[Brief]
The records underneath are to be repeated exactly, with the pictures left out.

________

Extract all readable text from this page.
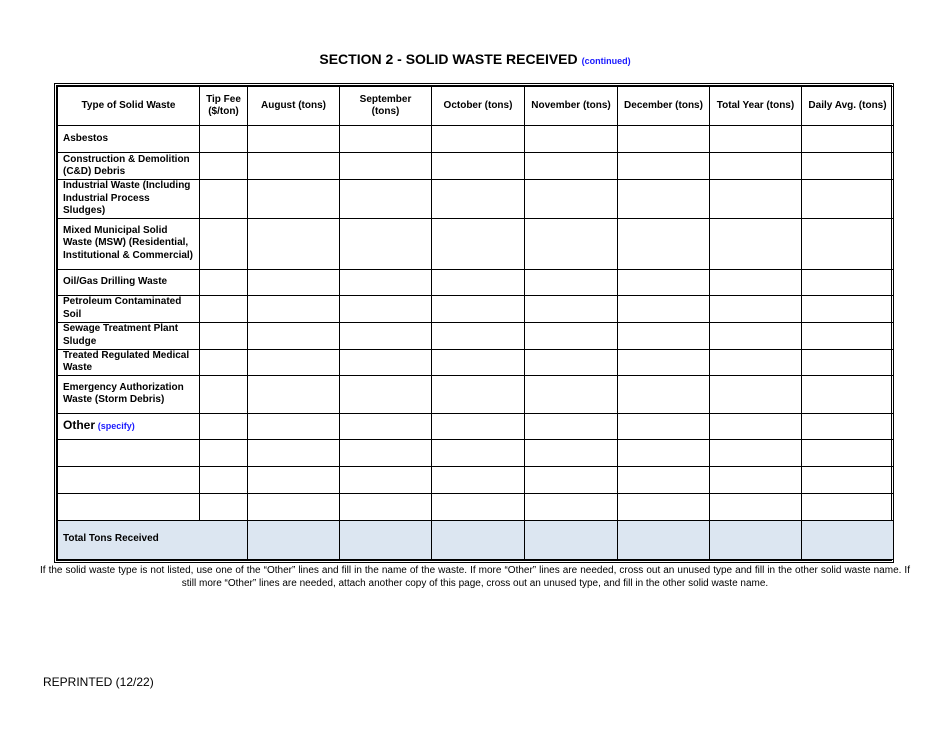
SECTION 2 - SOLID WASTE RECEIVED (continued)
Type of Solid Waste	Tip Fee ($/ton)	August (tons)	September (tons)	October (tons)	November (tons)	December (tons)	Total Year (tons)	Daily Avg. (tons)
Asbestos								
Construction & Demolition (C&D) Debris								
Industrial Waste (Including Industrial Process Sludges)								
Mixed Municipal Solid Waste (MSW) (Residential, Institutional & Commercial)								
Oil/Gas Drilling Waste								
Petroleum Contaminated Soil								
Sewage Treatment Plant Sludge								
Treated Regulated Medical Waste								
Emergency Authorization Waste (Storm Debris)								
Other (specify)								

Total Tons Received								
If the solid waste type is not listed, use one of the “Other” lines and fill in the name of the waste. If more “Other” lines are needed, cross out an unused type and fill in the other solid waste name. If still more “Other” lines are needed, attach another copy of this page, cross out an unused type, and fill in the other solid waste name.
REPRINTED (12/22)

________

[The result]
Extract all readable text from this page.
SECTION 2 - SOLID WASTE RECEIVED (continued)
Type of Solid Waste	Tip Fee ($/ton)	August (tons)	September (tons)	October (tons)	November (tons)	December (tons)	Total Year (tons)	Daily Avg. (tons)
Asbestos								
Construction & Demolition (C&D) Debris								
Industrial Waste (Including Industrial Process Sludges)								
Mixed Municipal Solid Waste (MSW) (Residential, Institutional & Commercial)								
Oil/Gas Drilling Waste								
Petroleum Contaminated Soil								
Sewage Treatment Plant Sludge								
Treated Regulated Medical Waste								
Emergency Authorization Waste (Storm Debris)								
Other (specify)								

Total Tons Received								
If the solid waste type is not listed, use one of the “Other” lines and fill in the name of the waste. If more “Other” lines are needed, cross out an unused type and fill in the other solid waste name. If still more “Other” lines are needed, attach another copy of this page, cross out an unused type, and fill in the other solid waste name.
REPRINTED (12/22)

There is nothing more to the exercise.